### What this task involves
In the lines below, look for "million". Copy each line where it appears.

### Working data

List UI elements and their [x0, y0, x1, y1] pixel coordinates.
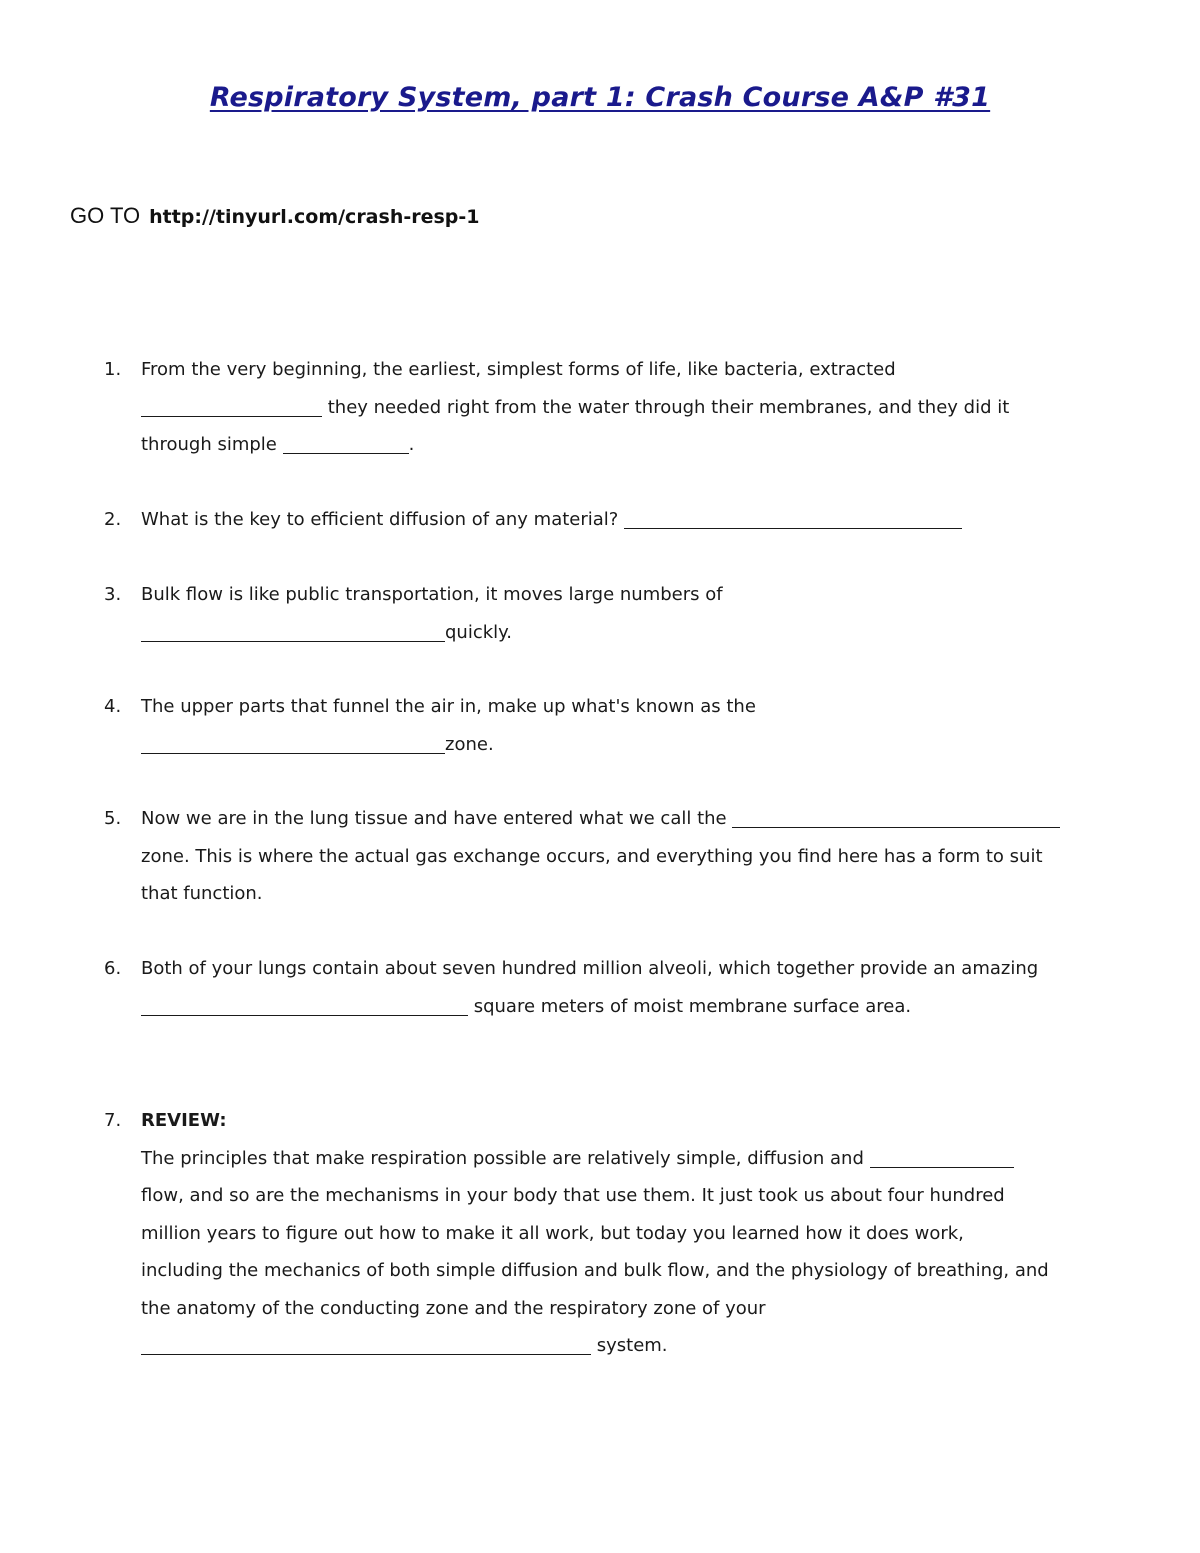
answer-blank[interactable] [141, 1332, 591, 1355]
question-text-line [141, 988, 911, 1026]
question-text: . [408, 434, 415, 455]
question-text: they needed right from the water through their membranes, and they did it [322, 396, 1010, 418]
question-text-line [141, 1327, 668, 1365]
answer-blank[interactable] [732, 805, 1060, 828]
question-text-line [141, 501, 962, 539]
question-text: that function. [141, 883, 263, 904]
question-text: Bulk flow is like public transportation, it moves large numbers of [141, 584, 723, 605]
question-text: square meters of moist membrane surface area. [468, 995, 912, 1017]
question-text: Now we are in the lung tissue and have entered what we call the [141, 808, 733, 829]
answer-blank[interactable] [141, 619, 445, 642]
question-number: 5. [104, 808, 122, 829]
question-text-line [141, 614, 512, 652]
question-text: What is the key to efficient diffusion of any material? [141, 509, 625, 530]
question-text-line [141, 726, 494, 764]
goto-link[interactable]: http://tinyurl.com/crash-resp-1 [149, 206, 480, 228]
question-text-line [141, 800, 1060, 838]
question-text: the anatomy of the conducting zone and the respiratory zone of your [141, 1297, 766, 1319]
question-number: 6. [104, 958, 122, 979]
review-heading: REVIEW: [141, 1110, 227, 1131]
question-text: From the very beginning, the earliest, simplest forms of life, like bacteria, extracted [141, 359, 896, 380]
question-text-line [141, 426, 414, 464]
question-text: Both of your lungs contain about seven hundred million alveoli, which together provide an amazing [141, 958, 1039, 979]
answer-blank[interactable] [624, 506, 962, 529]
answer-blank[interactable] [141, 394, 322, 417]
question-text: through simple [141, 434, 283, 455]
question-number: 7. [104, 1110, 122, 1131]
answer-blank[interactable] [141, 731, 445, 754]
answer-blank[interactable] [141, 993, 468, 1016]
answer-blank[interactable] [870, 1145, 1014, 1168]
question-text: million years to figure out how to make it all work, but today you learned how it does work, [141, 1222, 964, 1244]
question-text-line [141, 389, 1009, 427]
question-text-line [141, 1140, 1014, 1178]
page-title: Respiratory System, part 1: Crash Course A&P #31 [209, 82, 991, 113]
question-text: flow, and so are the mechanisms in your body that use them. It just took us about four hundred [141, 1185, 1005, 1206]
question-text: system. [591, 1335, 668, 1356]
question-number: 4. [104, 696, 122, 717]
question-text: including the mechanics of both simple diffusion and bulk flow, and the physiology of breathing, and [141, 1260, 1049, 1281]
question-text: The upper parts that funnel the air in, make up what's known as the [141, 696, 756, 717]
question-text: zone. [445, 733, 494, 755]
goto-label: GO TO [70, 203, 141, 228]
question-text: The principles that make respiration possible are relatively simple, diffusion and [141, 1147, 870, 1169]
answer-blank[interactable] [283, 431, 409, 454]
question-number: 3. [104, 584, 122, 605]
question-number: 1. [104, 359, 122, 380]
question-number: 2. [104, 509, 122, 530]
question-text: quickly. [445, 621, 512, 643]
question-text: zone. This is where the actual gas exchange occurs, and everything you find here has a form to suit [141, 845, 1043, 867]
goto-line [70, 203, 480, 229]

### Exercise output
question-text: Both of your lungs contain about seven hundred million alveoli, which together provide an amazing [141, 958, 1039, 979]
question-text: million years to figure out how to make it all work, but today you learned how it does work, [141, 1222, 964, 1244]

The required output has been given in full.